> **Task directions**: Copy every record below exactly.

--- START ---

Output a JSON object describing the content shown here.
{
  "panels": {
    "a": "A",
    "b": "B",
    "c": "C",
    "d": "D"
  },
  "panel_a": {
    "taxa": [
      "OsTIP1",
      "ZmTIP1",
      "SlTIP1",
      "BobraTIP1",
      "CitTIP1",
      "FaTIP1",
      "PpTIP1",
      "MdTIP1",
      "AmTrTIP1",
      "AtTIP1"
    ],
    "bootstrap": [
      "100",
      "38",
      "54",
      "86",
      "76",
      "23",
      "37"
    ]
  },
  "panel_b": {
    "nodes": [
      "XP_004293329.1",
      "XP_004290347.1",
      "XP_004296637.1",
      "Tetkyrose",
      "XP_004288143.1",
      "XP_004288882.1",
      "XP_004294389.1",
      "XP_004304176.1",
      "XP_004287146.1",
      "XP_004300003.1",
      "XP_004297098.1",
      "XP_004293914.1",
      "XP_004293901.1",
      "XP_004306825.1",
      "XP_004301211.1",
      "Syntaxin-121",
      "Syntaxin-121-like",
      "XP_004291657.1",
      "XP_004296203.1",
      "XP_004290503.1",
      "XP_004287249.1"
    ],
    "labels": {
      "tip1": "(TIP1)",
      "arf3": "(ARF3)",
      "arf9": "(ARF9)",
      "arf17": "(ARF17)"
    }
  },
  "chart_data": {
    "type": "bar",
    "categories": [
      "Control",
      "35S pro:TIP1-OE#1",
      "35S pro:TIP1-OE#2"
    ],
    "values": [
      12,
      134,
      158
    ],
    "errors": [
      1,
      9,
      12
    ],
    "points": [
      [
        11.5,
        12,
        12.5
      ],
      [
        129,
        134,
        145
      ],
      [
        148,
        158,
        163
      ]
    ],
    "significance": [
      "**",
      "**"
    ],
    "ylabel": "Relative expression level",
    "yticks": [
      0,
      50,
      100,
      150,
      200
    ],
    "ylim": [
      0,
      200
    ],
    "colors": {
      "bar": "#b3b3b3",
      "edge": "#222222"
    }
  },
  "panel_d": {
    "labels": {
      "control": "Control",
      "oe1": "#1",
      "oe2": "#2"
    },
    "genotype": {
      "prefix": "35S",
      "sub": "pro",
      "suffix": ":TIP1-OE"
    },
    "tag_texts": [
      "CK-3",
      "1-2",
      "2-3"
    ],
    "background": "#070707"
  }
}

--- END ---

> **Answer for this exercise**:
Output a JSON object describing the content shown here.
{
  "panels": {
    "a": "A",
    "b": "B",
    "c": "C",
    "d": "D"
  },
  "panel_a": {
    "taxa": [
      "OsTIP1",
      "ZmTIP1",
      "SlTIP1",
      "BobraTIP1",
      "CitTIP1",
      "FaTIP1",
      "PpTIP1",
      "MdTIP1",
      "AmTrTIP1",
      "AtTIP1"
    ],
    "bootstrap": [
      "100",
      "38",
      "54",
      "86",
      "76",
      "23",
      "37"
    ]
  },
  "panel_b": {
    "nodes": [
      "XP_004293329.1",
      "XP_004290347.1",
      "XP_004296637.1",
      "Tetkyrose",
      "XP_004288143.1",
      "XP_004288882.1",
      "XP_004294389.1",
      "XP_004304176.1",
      "XP_004287146.1",
      "XP_004300003.1",
      "XP_004297098.1",
      "XP_004293914.1",
      "XP_004293901.1",
      "XP_004306825.1",
      "XP_004301211.1",
      "Syntaxin-121",
      "Syntaxin-121-like",
      "XP_004291657.1",
      "XP_004296203.1",
      "XP_004290503.1",
      "XP_004287249.1"
    ],
    "labels": {
      "tip1": "(TIP1)",
      "arf3": "(ARF3)",
      "arf9": "(ARF9)",
      "arf17": "(ARF17)"
    }
  },
  "chart_data": {
    "type": "bar",
    "categories": [
      "Control",
      "35S pro:TIP1-OE#1",
      "35S pro:TIP1-OE#2"
    ],
    "values": [
      12,
      134,
      158
    ],
    "errors": [
      1,
      9,
      12
    ],
    "points": [
      [
        11.5,
        12,
        12.5
      ],
      [
        129,
        134,
        145
      ],
      [
        148,
        158,
        163
      ]
    ],
    "significance": [
      "**",
      "**"
    ],
    "ylabel": "Relative expression level",
    "yticks": [
      0,
      50,
      100,
      150,
      200
    ],
    "ylim": [
      0,
      200
    ],
    "colors": {
      "bar": "#b3b3b3",
      "edge": "#222222"
    }
  },
  "panel_d": {
    "labels": {
      "control": "Control",
      "oe1": "#1",
      "oe2": "#2"
    },
    "genotype": {
      "prefix": "35S",
      "sub": "pro",
      "suffix": ":TIP1-OE"
    },
    "tag_texts": [
      "CK-3",
      "1-2",
      "2-3"
    ],
    "background": "#070707"
  }
}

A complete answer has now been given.